| Aim |
Copy out lines with the word "screenshot" from the material that follows.

| Provided records |
------------------------------------------------------------
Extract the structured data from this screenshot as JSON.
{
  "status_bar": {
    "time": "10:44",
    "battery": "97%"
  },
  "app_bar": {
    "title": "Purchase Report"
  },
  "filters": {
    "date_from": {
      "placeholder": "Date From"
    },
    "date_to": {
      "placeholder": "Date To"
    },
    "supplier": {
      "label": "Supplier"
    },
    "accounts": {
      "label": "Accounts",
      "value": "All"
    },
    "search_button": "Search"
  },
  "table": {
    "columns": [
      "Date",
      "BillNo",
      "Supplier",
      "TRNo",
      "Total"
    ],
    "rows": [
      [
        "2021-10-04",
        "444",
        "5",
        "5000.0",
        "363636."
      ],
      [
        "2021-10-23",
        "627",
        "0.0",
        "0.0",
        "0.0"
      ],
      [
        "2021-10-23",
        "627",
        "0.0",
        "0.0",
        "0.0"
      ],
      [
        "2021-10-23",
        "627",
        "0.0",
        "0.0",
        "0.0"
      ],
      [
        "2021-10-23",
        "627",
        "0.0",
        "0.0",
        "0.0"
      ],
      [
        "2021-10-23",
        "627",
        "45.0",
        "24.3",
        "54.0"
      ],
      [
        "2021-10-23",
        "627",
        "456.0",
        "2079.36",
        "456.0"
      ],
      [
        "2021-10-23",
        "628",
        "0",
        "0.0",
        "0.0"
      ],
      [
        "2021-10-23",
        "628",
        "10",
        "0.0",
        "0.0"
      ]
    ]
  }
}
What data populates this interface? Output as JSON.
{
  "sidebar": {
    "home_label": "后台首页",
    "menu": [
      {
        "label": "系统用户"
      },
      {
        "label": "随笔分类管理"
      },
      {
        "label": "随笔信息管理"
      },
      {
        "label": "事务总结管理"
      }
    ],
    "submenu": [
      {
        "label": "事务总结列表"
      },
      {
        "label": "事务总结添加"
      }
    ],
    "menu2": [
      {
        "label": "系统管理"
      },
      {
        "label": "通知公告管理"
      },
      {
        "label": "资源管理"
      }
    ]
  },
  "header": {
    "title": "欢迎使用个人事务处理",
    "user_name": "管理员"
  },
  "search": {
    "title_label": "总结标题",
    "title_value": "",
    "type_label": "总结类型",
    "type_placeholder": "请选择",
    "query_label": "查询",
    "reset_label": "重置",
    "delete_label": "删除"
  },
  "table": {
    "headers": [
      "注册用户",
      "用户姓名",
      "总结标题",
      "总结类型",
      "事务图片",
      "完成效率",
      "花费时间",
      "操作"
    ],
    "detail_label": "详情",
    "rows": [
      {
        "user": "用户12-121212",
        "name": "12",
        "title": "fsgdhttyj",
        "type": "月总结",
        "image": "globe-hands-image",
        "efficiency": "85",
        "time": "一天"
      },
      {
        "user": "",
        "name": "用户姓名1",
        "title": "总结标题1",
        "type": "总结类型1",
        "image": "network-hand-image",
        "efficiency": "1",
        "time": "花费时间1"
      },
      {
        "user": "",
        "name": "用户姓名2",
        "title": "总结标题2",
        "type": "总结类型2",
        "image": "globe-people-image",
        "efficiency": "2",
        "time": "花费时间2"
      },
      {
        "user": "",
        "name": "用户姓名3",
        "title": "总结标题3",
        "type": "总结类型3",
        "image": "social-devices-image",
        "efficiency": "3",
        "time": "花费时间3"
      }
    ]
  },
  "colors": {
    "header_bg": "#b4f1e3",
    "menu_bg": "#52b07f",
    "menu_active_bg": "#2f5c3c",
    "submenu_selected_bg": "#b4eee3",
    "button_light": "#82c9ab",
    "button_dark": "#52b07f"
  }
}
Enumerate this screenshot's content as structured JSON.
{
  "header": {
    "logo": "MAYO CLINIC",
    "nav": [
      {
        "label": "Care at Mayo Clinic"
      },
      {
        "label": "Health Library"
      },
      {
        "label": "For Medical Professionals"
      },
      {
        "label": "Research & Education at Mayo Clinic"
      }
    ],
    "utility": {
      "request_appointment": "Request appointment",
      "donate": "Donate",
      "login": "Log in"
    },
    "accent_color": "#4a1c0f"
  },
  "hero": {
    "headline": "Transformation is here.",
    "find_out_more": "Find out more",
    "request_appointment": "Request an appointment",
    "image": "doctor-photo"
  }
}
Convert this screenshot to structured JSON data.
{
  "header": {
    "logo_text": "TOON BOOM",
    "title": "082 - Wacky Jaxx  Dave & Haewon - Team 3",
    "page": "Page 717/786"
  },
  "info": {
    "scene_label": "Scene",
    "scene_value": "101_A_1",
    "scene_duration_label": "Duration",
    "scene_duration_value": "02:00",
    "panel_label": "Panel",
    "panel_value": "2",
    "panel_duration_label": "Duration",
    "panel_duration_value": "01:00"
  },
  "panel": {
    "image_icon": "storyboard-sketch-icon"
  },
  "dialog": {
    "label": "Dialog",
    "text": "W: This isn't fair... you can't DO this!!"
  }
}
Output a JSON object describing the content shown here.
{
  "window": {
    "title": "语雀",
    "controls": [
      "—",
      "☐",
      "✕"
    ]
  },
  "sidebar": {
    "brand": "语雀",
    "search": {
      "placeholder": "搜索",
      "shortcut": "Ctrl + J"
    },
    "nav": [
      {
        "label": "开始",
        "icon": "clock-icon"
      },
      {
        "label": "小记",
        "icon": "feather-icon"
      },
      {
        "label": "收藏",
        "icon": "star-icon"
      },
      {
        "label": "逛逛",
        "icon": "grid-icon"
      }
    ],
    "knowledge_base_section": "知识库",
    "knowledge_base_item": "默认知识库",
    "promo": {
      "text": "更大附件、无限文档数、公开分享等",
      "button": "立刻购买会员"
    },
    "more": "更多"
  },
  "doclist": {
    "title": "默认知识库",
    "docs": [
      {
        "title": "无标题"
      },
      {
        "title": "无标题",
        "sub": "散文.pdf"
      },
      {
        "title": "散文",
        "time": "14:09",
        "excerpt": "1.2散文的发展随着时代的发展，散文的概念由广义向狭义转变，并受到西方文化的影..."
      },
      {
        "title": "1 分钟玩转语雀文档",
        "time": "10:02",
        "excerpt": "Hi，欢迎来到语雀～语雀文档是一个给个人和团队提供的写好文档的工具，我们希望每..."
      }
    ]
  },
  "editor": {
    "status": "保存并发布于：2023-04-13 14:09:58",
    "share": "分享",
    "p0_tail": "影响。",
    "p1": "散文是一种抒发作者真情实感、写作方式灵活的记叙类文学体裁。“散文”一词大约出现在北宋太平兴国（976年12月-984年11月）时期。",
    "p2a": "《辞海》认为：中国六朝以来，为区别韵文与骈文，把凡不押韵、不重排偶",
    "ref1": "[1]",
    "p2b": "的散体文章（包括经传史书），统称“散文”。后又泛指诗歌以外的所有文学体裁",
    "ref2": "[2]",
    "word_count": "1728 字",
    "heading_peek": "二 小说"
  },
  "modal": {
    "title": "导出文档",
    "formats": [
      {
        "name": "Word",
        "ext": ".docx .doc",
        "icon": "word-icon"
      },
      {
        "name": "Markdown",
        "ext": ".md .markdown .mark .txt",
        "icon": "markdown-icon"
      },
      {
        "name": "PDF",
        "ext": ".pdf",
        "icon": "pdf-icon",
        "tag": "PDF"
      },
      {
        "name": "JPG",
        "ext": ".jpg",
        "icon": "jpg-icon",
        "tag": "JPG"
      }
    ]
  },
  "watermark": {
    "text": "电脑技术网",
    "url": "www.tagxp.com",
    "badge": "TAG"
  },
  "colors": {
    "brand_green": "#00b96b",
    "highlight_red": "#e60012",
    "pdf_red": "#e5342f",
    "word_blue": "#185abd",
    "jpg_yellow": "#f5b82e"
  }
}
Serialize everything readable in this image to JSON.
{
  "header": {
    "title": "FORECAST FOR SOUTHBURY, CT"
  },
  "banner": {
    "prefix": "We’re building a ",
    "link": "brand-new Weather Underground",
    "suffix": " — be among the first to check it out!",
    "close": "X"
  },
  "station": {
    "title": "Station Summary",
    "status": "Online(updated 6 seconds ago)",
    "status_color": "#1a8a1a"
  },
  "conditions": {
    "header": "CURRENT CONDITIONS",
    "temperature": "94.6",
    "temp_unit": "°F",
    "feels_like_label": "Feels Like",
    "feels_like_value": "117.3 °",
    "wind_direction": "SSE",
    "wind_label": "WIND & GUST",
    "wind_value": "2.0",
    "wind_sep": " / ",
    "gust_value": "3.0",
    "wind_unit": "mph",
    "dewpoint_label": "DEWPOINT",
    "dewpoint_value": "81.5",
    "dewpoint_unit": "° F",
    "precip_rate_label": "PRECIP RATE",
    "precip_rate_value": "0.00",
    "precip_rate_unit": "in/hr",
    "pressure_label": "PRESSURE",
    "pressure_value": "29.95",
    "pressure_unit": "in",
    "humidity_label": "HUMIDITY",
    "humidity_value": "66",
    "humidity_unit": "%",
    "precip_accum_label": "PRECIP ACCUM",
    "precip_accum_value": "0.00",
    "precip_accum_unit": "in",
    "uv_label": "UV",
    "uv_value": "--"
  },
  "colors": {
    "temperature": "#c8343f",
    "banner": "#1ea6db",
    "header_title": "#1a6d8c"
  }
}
------------------------------------------------------------
| Final answer |
Extract the structured data from this screenshot as JSON.
Enumerate this screenshot's content as structured JSON.
Convert this screenshot to structured JSON data.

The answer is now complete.